§ **What the exercise asks**
Exactly as written, retype the listing below, omitting the pictures.

(Entries from a dataset)
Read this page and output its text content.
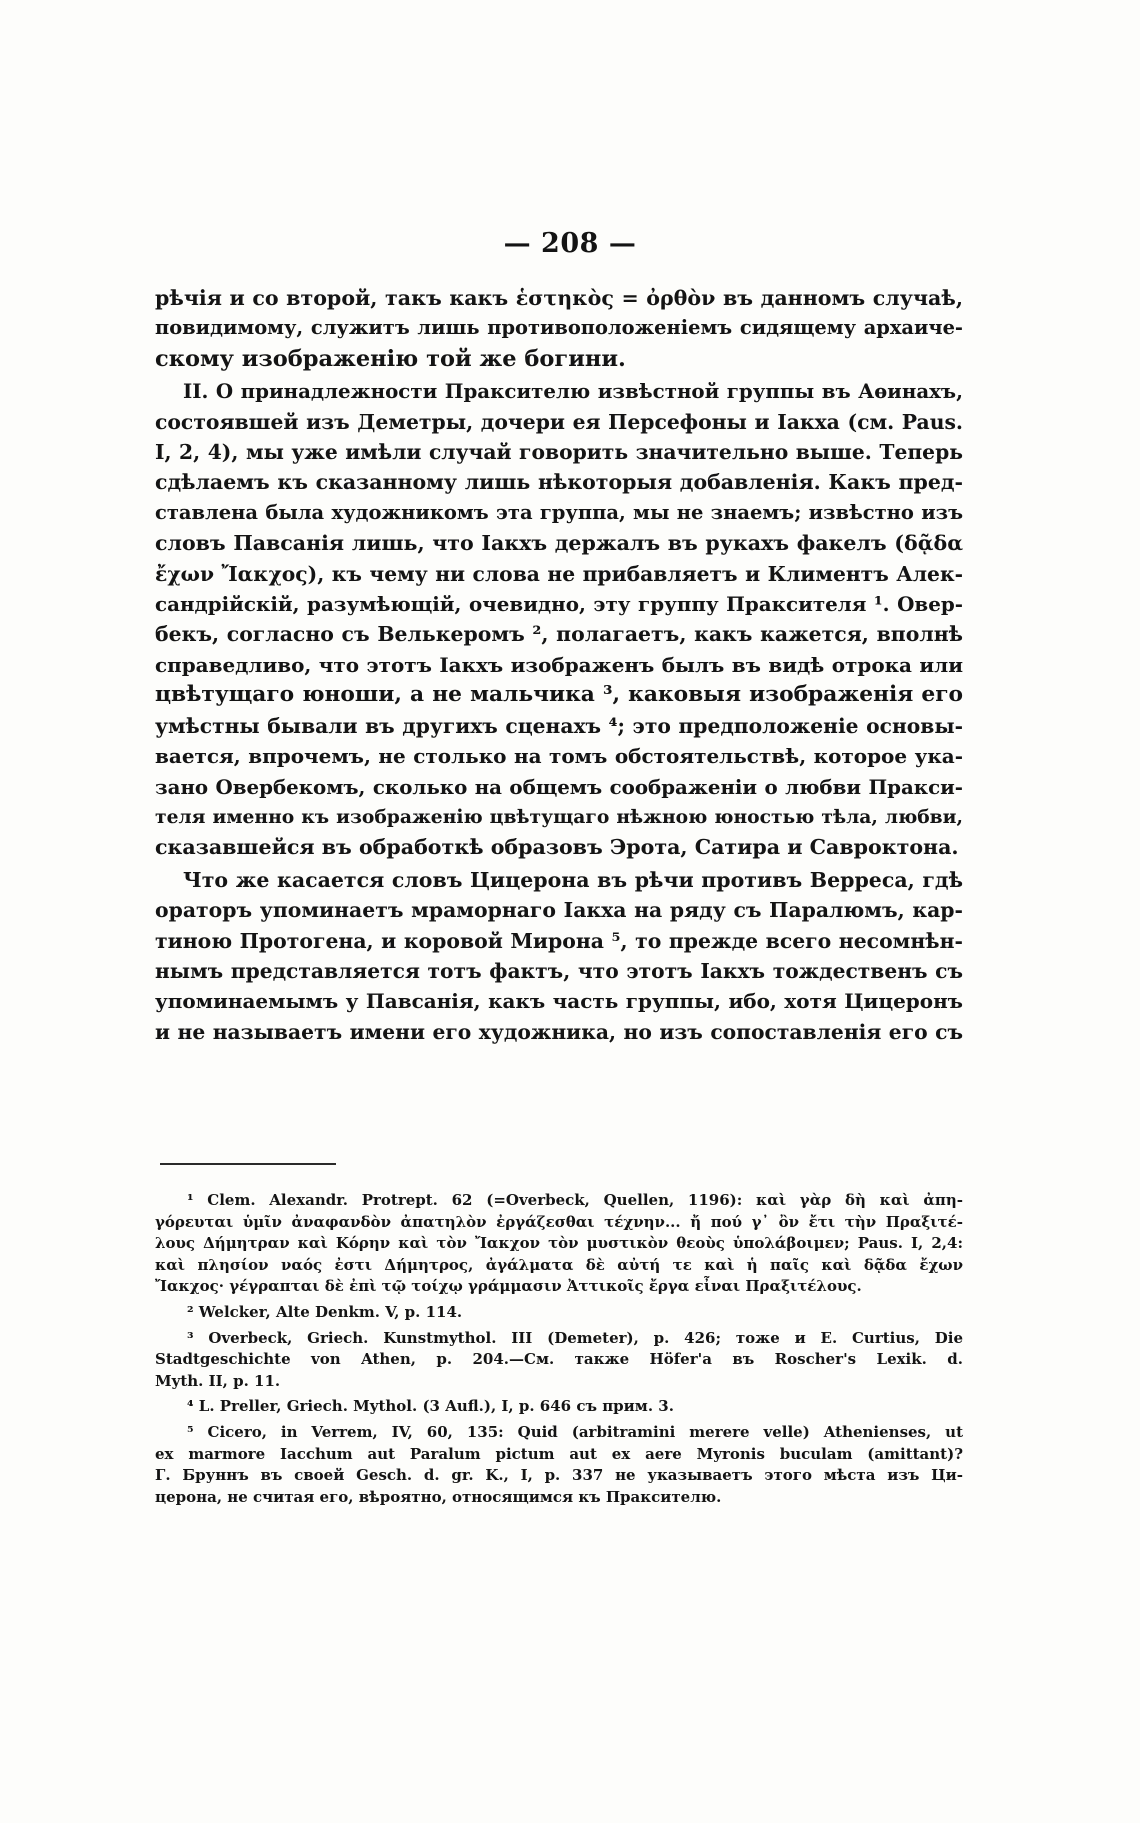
— 208 —
рѣчія и со второй, такъ какъ ἑστηκὸς = ὀρθὸν въ данномъ случаѣ,
повидимому, служитъ лишь противоположеніемъ сидящему архаиче-
скому изображенію той же богини.
II. О принадлежности Праксителю извѣстной группы въ Аѳинахъ,
состоявшей изъ Деметры, дочери ея Персефоны и Іакха (см. Paus.
I, 2, 4), мы уже имѣли случай говорить значительно выше. Теперь
сдѣлаемъ къ сказанному лишь нѣкоторыя добавленія. Какъ пред-
ставлена была художникомъ эта группа, мы не знаемъ; извѣстно изъ
словъ Павсанія лишь, что Іакхъ держалъ въ рукахъ факелъ (δᾷδα
ἔχων Ἴακχος), къ чему ни слова не прибавляетъ и Климентъ Алек-
сандрійскій, разумѣющій, очевидно, эту группу Праксителя ¹. Овер-
бекъ, согласно съ Велькеромъ ², полагаетъ, какъ кажется, вполнѣ
справедливо, что этотъ Іакхъ изображенъ былъ въ видѣ отрока или
цвѣтущаго юноши, а не мальчика ³, каковыя изображенія его
умѣстны бывали въ другихъ сценахъ ⁴; это предположеніе основы-
вается, впрочемъ, не столько на томъ обстоятельствѣ, которое ука-
зано Овербекомъ, сколько на общемъ соображеніи о любви Пракси-
теля именно къ изображенію цвѣтущаго нѣжною юностью тѣла, любви,
сказавшейся въ обработкѣ образовъ Эрота, Сатира и Савроктона.
Что же касается словъ Цицерона въ рѣчи противъ Верреса, гдѣ
ораторъ упоминаетъ мраморнаго Іакха на ряду съ Паралюмъ, кар-
тиною Протогена, и коровой Мирона ⁵, то прежде всего несомнѣн-
нымъ представляется тотъ фактъ, что этотъ Іакхъ тождественъ съ
упоминаемымъ у Павсанія, какъ часть группы, ибо, хотя Цицеронъ
и не называетъ имени его художника, но изъ сопоставленія его съ
¹ Clem. Alexandr. Protrept. 62 (=Overbeck, Quellen, 1196): καὶ γὰρ δὴ καὶ ἀπη-
γόρευται ὑμῖν ἀναφανδὸν ἀπατηλὸν ἐργάζεσθαι τέχνην... ἤ πού γ᾽ ὂν ἔτι τὴν Πραξιτέ-
λους Δήμητραν καὶ Κόρην καὶ τὸν Ἴακχον τὸν μυστικὸν θεοὺς ὑπολάβοιμεν; Paus. I, 2,4:
καὶ πλησίον ναός ἐστι Δήμητρος, ἀγάλματα δὲ αὐτή τε καὶ ἡ παῖς καὶ δᾷδα ἔχων
Ἴακχος· γέγραπται δὲ ἐπὶ τῷ τοίχῳ γράμμασιν Ἀττικοῖς ἔργα εἶναι Πραξιτέλους.
² Welcker, Alte Denkm. V, p. 114.
³ Overbeck, Griech. Kunstmythol. III (Demeter), p. 426; тоже и E. Curtius, Die
Stadtgeschichte von Athen, p. 204.—См. также Höfer'a въ Roscher's Lexik. d.
Myth. II, p. 11.
⁴ L. Preller, Griech. Mythol. (3 Aufl.), I, p. 646 съ прим. 3.
⁵ Cicero, in Verrem, IV, 60, 135: Quid (arbitramini merere velle) Athenienses, ut
ex marmore Iacchum aut Paralum pictum aut ex aere Myronis buculam (amittant)?
Г. Бруннъ въ своей Gesch. d. gr. K., I, p. 337 не указываетъ этого мѣста изъ Ци-
церона, не считая его, вѣроятно, относящимся къ Праксителю.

§ **Answer**
Read this page and output its text content.
— 208 —
рѣчія и со второй, такъ какъ ἑστηκὸς = ὀρθὸν въ данномъ случаѣ,
повидимому, служитъ лишь противоположеніемъ сидящему архаиче-
скому изображенію той же богини.
II. О принадлежности Праксителю извѣстной группы въ Аѳинахъ,
состоявшей изъ Деметры, дочери ея Персефоны и Іакха (см. Paus.
I, 2, 4), мы уже имѣли случай говорить значительно выше. Теперь
сдѣлаемъ къ сказанному лишь нѣкоторыя добавленія. Какъ пред-
ставлена была художникомъ эта группа, мы не знаемъ; извѣстно изъ
словъ Павсанія лишь, что Іакхъ держалъ въ рукахъ факелъ (δᾷδα
ἔχων Ἴακχος), къ чему ни слова не прибавляетъ и Климентъ Алек-
сандрійскій, разумѣющій, очевидно, эту группу Праксителя ¹. Овер-
бекъ, согласно съ Велькеромъ ², полагаетъ, какъ кажется, вполнѣ
справедливо, что этотъ Іакхъ изображенъ былъ въ видѣ отрока или
цвѣтущаго юноши, а не мальчика ³, каковыя изображенія его
умѣстны бывали въ другихъ сценахъ ⁴; это предположеніе основы-
вается, впрочемъ, не столько на томъ обстоятельствѣ, которое ука-
зано Овербекомъ, сколько на общемъ соображеніи о любви Пракси-
теля именно къ изображенію цвѣтущаго нѣжною юностью тѣла, любви,
сказавшейся въ обработкѣ образовъ Эрота, Сатира и Савроктона.
Что же касается словъ Цицерона въ рѣчи противъ Верреса, гдѣ
ораторъ упоминаетъ мраморнаго Іакха на ряду съ Паралюмъ, кар-
тиною Протогена, и коровой Мирона ⁵, то прежде всего несомнѣн-
нымъ представляется тотъ фактъ, что этотъ Іакхъ тождественъ съ
упоминаемымъ у Павсанія, какъ часть группы, ибо, хотя Цицеронъ
и не называетъ имени его художника, но изъ сопоставленія его съ
¹ Clem. Alexandr. Protrept. 62 (=Overbeck, Quellen, 1196): καὶ γὰρ δὴ καὶ ἀπη-
γόρευται ὑμῖν ἀναφανδὸν ἀπατηλὸν ἐργάζεσθαι τέχνην... ἤ πού γ᾽ ὂν ἔτι τὴν Πραξιτέ-
λους Δήμητραν καὶ Κόρην καὶ τὸν Ἴακχον τὸν μυστικὸν θεοὺς ὑπολάβοιμεν; Paus. I, 2,4:
καὶ πλησίον ναός ἐστι Δήμητρος, ἀγάλματα δὲ αὐτή τε καὶ ἡ παῖς καὶ δᾷδα ἔχων
Ἴακχος· γέγραπται δὲ ἐπὶ τῷ τοίχῳ γράμμασιν Ἀττικοῖς ἔργα εἶναι Πραξιτέλους.
² Welcker, Alte Denkm. V, p. 114.
³ Overbeck, Griech. Kunstmythol. III (Demeter), p. 426; тоже и E. Curtius, Die
Stadtgeschichte von Athen, p. 204.—См. также Höfer'a въ Roscher's Lexik. d.
Myth. II, p. 11.
⁴ L. Preller, Griech. Mythol. (3 Aufl.), I, p. 646 съ прим. 3.
⁵ Cicero, in Verrem, IV, 60, 135: Quid (arbitramini merere velle) Athenienses, ut
ex marmore Iacchum aut Paralum pictum aut ex aere Myronis buculam (amittant)?
Г. Бруннъ въ своей Gesch. d. gr. K., I, p. 337 не указываетъ этого мѣста изъ Ци-
церона, не считая его, вѣроятно, относящимся къ Праксителю.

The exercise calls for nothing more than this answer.